Your instructions: Copy each of the entries below faithfully, setting aside any pictures.

Saved data entries:
• • • •
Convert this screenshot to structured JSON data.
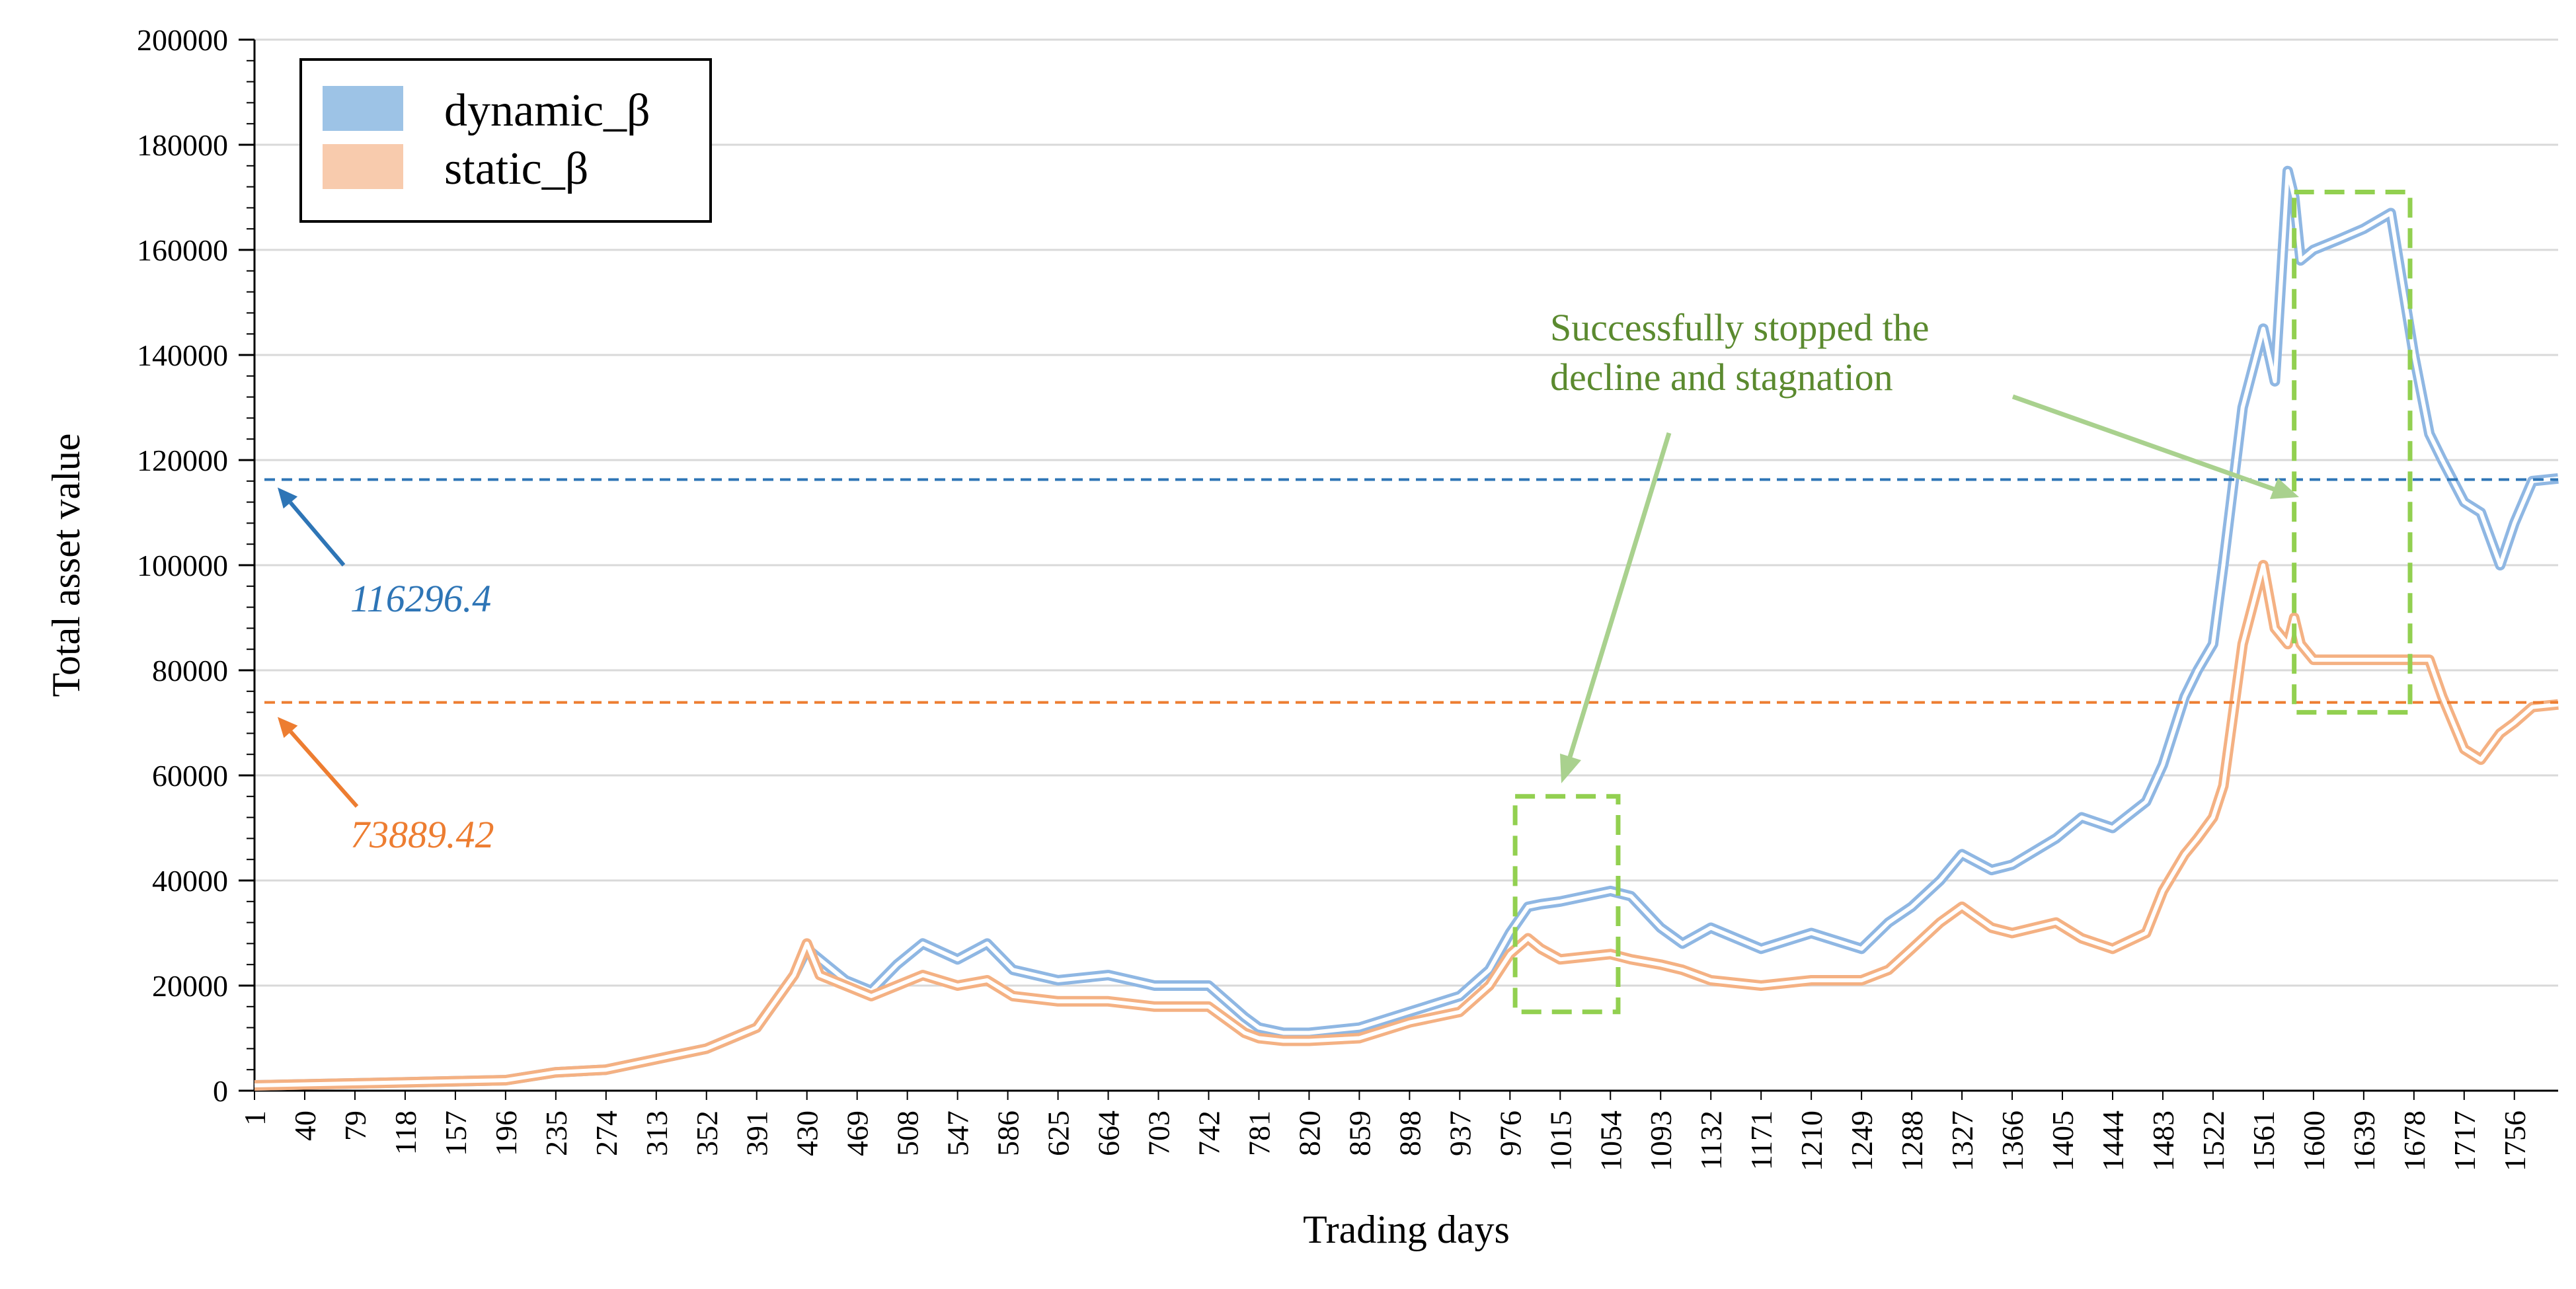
{
  "chart_data": {
    "type": "line",
    "xlabel": "Trading days",
    "ylabel": "Total asset value",
    "xlim": [
      1,
      1790
    ],
    "ylim": [
      0,
      200000
    ],
    "x_ticks": [
      "1",
      "40",
      "79",
      "118",
      "157",
      "196",
      "235",
      "274",
      "313",
      "352",
      "391",
      "430",
      "469",
      "508",
      "547",
      "586",
      "625",
      "664",
      "703",
      "742",
      "781",
      "820",
      "859",
      "898",
      "937",
      "976",
      "1015",
      "1054",
      "1093",
      "1132",
      "1171",
      "1210",
      "1249",
      "1288",
      "1327",
      "1366",
      "1405",
      "1444",
      "1483",
      "1522",
      "1561",
      "1600",
      "1639",
      "1678",
      "1717",
      "1756"
    ],
    "y_ticks": [
      0,
      20000,
      40000,
      60000,
      80000,
      100000,
      120000,
      140000,
      160000,
      180000,
      200000
    ],
    "y_tick_labels": [
      "0",
      "20000",
      "40000",
      "60000",
      "80000",
      "100000",
      "120000",
      "140000",
      "160000",
      "180000",
      "200000"
    ],
    "grid": "horizontal",
    "legend": {
      "position": "top-left",
      "entries": [
        "dynamic_β",
        "static_β"
      ]
    },
    "series": [
      {
        "name": "dynamic_β",
        "color": "#9dc3e6",
        "x": [
          1,
          100,
          196,
          235,
          274,
          313,
          352,
          391,
          420,
          430,
          440,
          460,
          480,
          500,
          520,
          547,
          570,
          590,
          625,
          664,
          700,
          742,
          770,
          781,
          800,
          820,
          859,
          898,
          937,
          960,
          976,
          990,
          1000,
          1015,
          1054,
          1070,
          1093,
          1110,
          1132,
          1171,
          1210,
          1249,
          1270,
          1288,
          1310,
          1327,
          1350,
          1366,
          1400,
          1420,
          1444,
          1470,
          1483,
          1500,
          1510,
          1522,
          1530,
          1545,
          1561,
          1570,
          1580,
          1585,
          1590,
          1600,
          1620,
          1639,
          1660,
          1678,
          1690,
          1700,
          1717,
          1730,
          1745,
          1756,
          1770,
          1790
        ],
        "y": [
          1000,
          1500,
          2000,
          3500,
          4000,
          6000,
          8000,
          12000,
          22000,
          27000,
          25000,
          21000,
          19000,
          24000,
          28000,
          25000,
          28000,
          23000,
          21000,
          22000,
          20000,
          20000,
          14000,
          12000,
          11000,
          11000,
          12000,
          15000,
          18000,
          23000,
          30000,
          35000,
          35500,
          36000,
          38000,
          37000,
          31000,
          28000,
          31000,
          27000,
          30000,
          27000,
          32000,
          35000,
          40000,
          45000,
          42000,
          43000,
          48000,
          52000,
          50000,
          55000,
          62000,
          75000,
          80000,
          85000,
          100000,
          130000,
          145000,
          135000,
          175000,
          170000,
          158000,
          160000,
          162000,
          164000,
          167000,
          140000,
          125000,
          120000,
          112000,
          110000,
          100000,
          108000,
          116000,
          116500
        ],
        "reference_value": 116296.4,
        "reference_label": "116296.4"
      },
      {
        "name": "static_β",
        "color": "#f8cbad",
        "x": [
          1,
          100,
          196,
          235,
          274,
          313,
          352,
          391,
          420,
          430,
          440,
          460,
          480,
          500,
          520,
          547,
          570,
          590,
          625,
          664,
          700,
          742,
          770,
          781,
          800,
          820,
          859,
          898,
          937,
          960,
          976,
          990,
          1000,
          1015,
          1054,
          1070,
          1093,
          1110,
          1132,
          1171,
          1210,
          1249,
          1270,
          1288,
          1310,
          1327,
          1350,
          1366,
          1400,
          1420,
          1444,
          1470,
          1483,
          1500,
          1510,
          1522,
          1530,
          1545,
          1561,
          1570,
          1580,
          1585,
          1590,
          1600,
          1620,
          1639,
          1660,
          1678,
          1690,
          1700,
          1717,
          1730,
          1745,
          1756,
          1770,
          1790
        ],
        "y": [
          1000,
          1500,
          2000,
          3500,
          4000,
          6000,
          8000,
          12000,
          22000,
          28000,
          22000,
          20000,
          18000,
          20000,
          22000,
          20000,
          21000,
          18000,
          17000,
          17000,
          16000,
          16000,
          11000,
          10000,
          9500,
          9500,
          10000,
          13000,
          15000,
          20000,
          26000,
          29000,
          27000,
          25000,
          26000,
          25000,
          24000,
          23000,
          21000,
          20000,
          21000,
          21000,
          23000,
          27000,
          32000,
          35000,
          31000,
          30000,
          32000,
          29000,
          27000,
          30000,
          38000,
          45000,
          48000,
          52000,
          58000,
          85000,
          100000,
          88000,
          85000,
          90000,
          85000,
          82000,
          82000,
          82000,
          82000,
          82000,
          82000,
          75000,
          65000,
          63000,
          68000,
          70000,
          73000,
          73500
        ],
        "reference_value": 73889.42,
        "reference_label": "73889.42"
      }
    ],
    "annotations": [
      {
        "text_lines": [
          "Successfully stopped the",
          "decline and stagnation"
        ],
        "color": "#70ad47"
      }
    ],
    "highlight_boxes": [
      {
        "x_range": [
          980,
          1060
        ],
        "y_range": [
          15000,
          56000
        ]
      },
      {
        "x_range": [
          1585,
          1675
        ],
        "y_range": [
          72000,
          171000
        ]
      }
    ]
  }
}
• • • •
Task solution:
Convert this screenshot to structured JSON data.
{
  "chart_data": {
    "type": "line",
    "xlabel": "Trading days",
    "ylabel": "Total asset value",
    "xlim": [
      1,
      1790
    ],
    "ylim": [
      0,
      200000
    ],
    "x_ticks": [
      "1",
      "40",
      "79",
      "118",
      "157",
      "196",
      "235",
      "274",
      "313",
      "352",
      "391",
      "430",
      "469",
      "508",
      "547",
      "586",
      "625",
      "664",
      "703",
      "742",
      "781",
      "820",
      "859",
      "898",
      "937",
      "976",
      "1015",
      "1054",
      "1093",
      "1132",
      "1171",
      "1210",
      "1249",
      "1288",
      "1327",
      "1366",
      "1405",
      "1444",
      "1483",
      "1522",
      "1561",
      "1600",
      "1639",
      "1678",
      "1717",
      "1756"
    ],
    "y_ticks": [
      0,
      20000,
      40000,
      60000,
      80000,
      100000,
      120000,
      140000,
      160000,
      180000,
      200000
    ],
    "y_tick_labels": [
      "0",
      "20000",
      "40000",
      "60000",
      "80000",
      "100000",
      "120000",
      "140000",
      "160000",
      "180000",
      "200000"
    ],
    "grid": "horizontal",
    "legend": {
      "position": "top-left",
      "entries": [
        "dynamic_β",
        "static_β"
      ]
    },
    "series": [
      {
        "name": "dynamic_β",
        "color": "#9dc3e6",
        "x": [
          1,
          100,
          196,
          235,
          274,
          313,
          352,
          391,
          420,
          430,
          440,
          460,
          480,
          500,
          520,
          547,
          570,
          590,
          625,
          664,
          700,
          742,
          770,
          781,
          800,
          820,
          859,
          898,
          937,
          960,
          976,
          990,
          1000,
          1015,
          1054,
          1070,
          1093,
          1110,
          1132,
          1171,
          1210,
          1249,
          1270,
          1288,
          1310,
          1327,
          1350,
          1366,
          1400,
          1420,
          1444,
          1470,
          1483,
          1500,
          1510,
          1522,
          1530,
          1545,
          1561,
          1570,
          1580,
          1585,
          1590,
          1600,
          1620,
          1639,
          1660,
          1678,
          1690,
          1700,
          1717,
          1730,
          1745,
          1756,
          1770,
          1790
        ],
        "y": [
          1000,
          1500,
          2000,
          3500,
          4000,
          6000,
          8000,
          12000,
          22000,
          27000,
          25000,
          21000,
          19000,
          24000,
          28000,
          25000,
          28000,
          23000,
          21000,
          22000,
          20000,
          20000,
          14000,
          12000,
          11000,
          11000,
          12000,
          15000,
          18000,
          23000,
          30000,
          35000,
          35500,
          36000,
          38000,
          37000,
          31000,
          28000,
          31000,
          27000,
          30000,
          27000,
          32000,
          35000,
          40000,
          45000,
          42000,
          43000,
          48000,
          52000,
          50000,
          55000,
          62000,
          75000,
          80000,
          85000,
          100000,
          130000,
          145000,
          135000,
          175000,
          170000,
          158000,
          160000,
          162000,
          164000,
          167000,
          140000,
          125000,
          120000,
          112000,
          110000,
          100000,
          108000,
          116000,
          116500
        ],
        "reference_value": 116296.4,
        "reference_label": "116296.4"
      },
      {
        "name": "static_β",
        "color": "#f8cbad",
        "x": [
          1,
          100,
          196,
          235,
          274,
          313,
          352,
          391,
          420,
          430,
          440,
          460,
          480,
          500,
          520,
          547,
          570,
          590,
          625,
          664,
          700,
          742,
          770,
          781,
          800,
          820,
          859,
          898,
          937,
          960,
          976,
          990,
          1000,
          1015,
          1054,
          1070,
          1093,
          1110,
          1132,
          1171,
          1210,
          1249,
          1270,
          1288,
          1310,
          1327,
          1350,
          1366,
          1400,
          1420,
          1444,
          1470,
          1483,
          1500,
          1510,
          1522,
          1530,
          1545,
          1561,
          1570,
          1580,
          1585,
          1590,
          1600,
          1620,
          1639,
          1660,
          1678,
          1690,
          1700,
          1717,
          1730,
          1745,
          1756,
          1770,
          1790
        ],
        "y": [
          1000,
          1500,
          2000,
          3500,
          4000,
          6000,
          8000,
          12000,
          22000,
          28000,
          22000,
          20000,
          18000,
          20000,
          22000,
          20000,
          21000,
          18000,
          17000,
          17000,
          16000,
          16000,
          11000,
          10000,
          9500,
          9500,
          10000,
          13000,
          15000,
          20000,
          26000,
          29000,
          27000,
          25000,
          26000,
          25000,
          24000,
          23000,
          21000,
          20000,
          21000,
          21000,
          23000,
          27000,
          32000,
          35000,
          31000,
          30000,
          32000,
          29000,
          27000,
          30000,
          38000,
          45000,
          48000,
          52000,
          58000,
          85000,
          100000,
          88000,
          85000,
          90000,
          85000,
          82000,
          82000,
          82000,
          82000,
          82000,
          82000,
          75000,
          65000,
          63000,
          68000,
          70000,
          73000,
          73500
        ],
        "reference_value": 73889.42,
        "reference_label": "73889.42"
      }
    ],
    "annotations": [
      {
        "text_lines": [
          "Successfully stopped the",
          "decline and stagnation"
        ],
        "color": "#70ad47"
      }
    ],
    "highlight_boxes": [
      {
        "x_range": [
          980,
          1060
        ],
        "y_range": [
          15000,
          56000
        ]
      },
      {
        "x_range": [
          1585,
          1675
        ],
        "y_range": [
          72000,
          171000
        ]
      }
    ]
  }
}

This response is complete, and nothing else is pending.